───── Record set
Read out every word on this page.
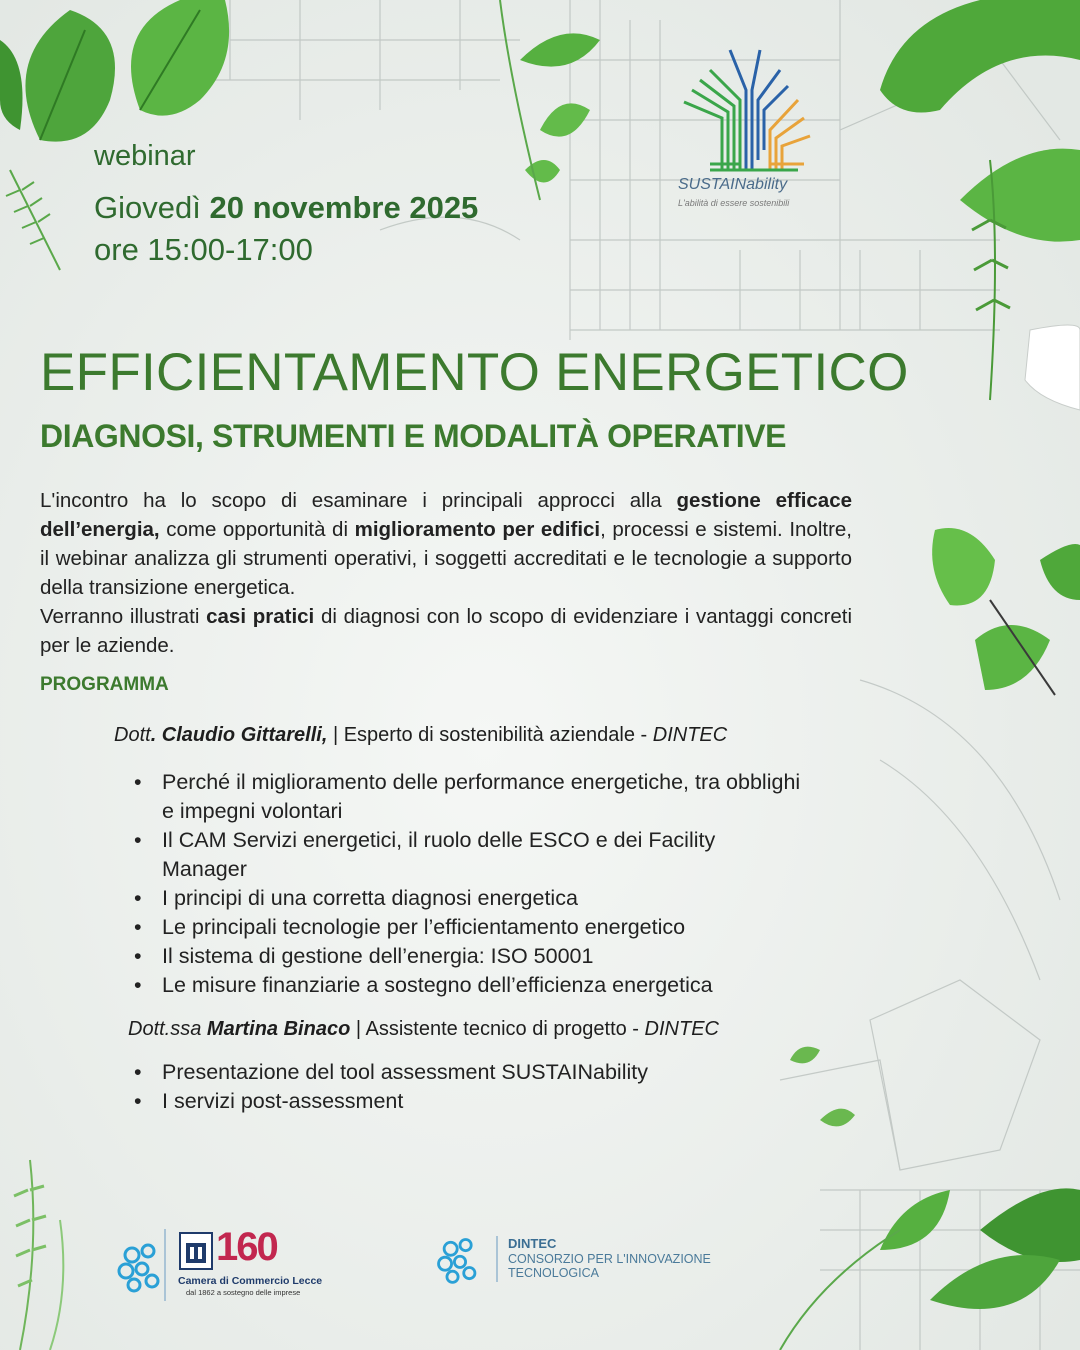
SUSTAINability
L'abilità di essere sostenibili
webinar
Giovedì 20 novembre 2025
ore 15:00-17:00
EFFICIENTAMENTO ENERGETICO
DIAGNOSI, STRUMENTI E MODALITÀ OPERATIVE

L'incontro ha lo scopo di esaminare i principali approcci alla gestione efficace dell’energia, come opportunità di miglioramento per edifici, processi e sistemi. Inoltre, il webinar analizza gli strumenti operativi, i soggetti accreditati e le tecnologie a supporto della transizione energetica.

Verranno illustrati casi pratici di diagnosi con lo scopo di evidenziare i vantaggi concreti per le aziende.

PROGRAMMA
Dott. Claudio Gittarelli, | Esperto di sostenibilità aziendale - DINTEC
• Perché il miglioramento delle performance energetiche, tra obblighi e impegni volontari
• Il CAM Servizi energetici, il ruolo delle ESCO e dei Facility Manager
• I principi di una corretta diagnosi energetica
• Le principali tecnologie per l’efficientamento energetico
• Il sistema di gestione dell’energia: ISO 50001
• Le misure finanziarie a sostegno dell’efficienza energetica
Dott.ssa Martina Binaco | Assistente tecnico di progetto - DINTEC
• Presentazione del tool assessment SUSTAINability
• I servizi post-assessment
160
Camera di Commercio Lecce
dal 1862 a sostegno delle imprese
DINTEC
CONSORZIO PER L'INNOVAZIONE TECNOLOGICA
──────────
Task to carry out
Your task is to gather all lines from the entries above that hold the word "assessment".

Final answer
• Presentazione del tool assessment SUSTAINability
• I servizi post-assessment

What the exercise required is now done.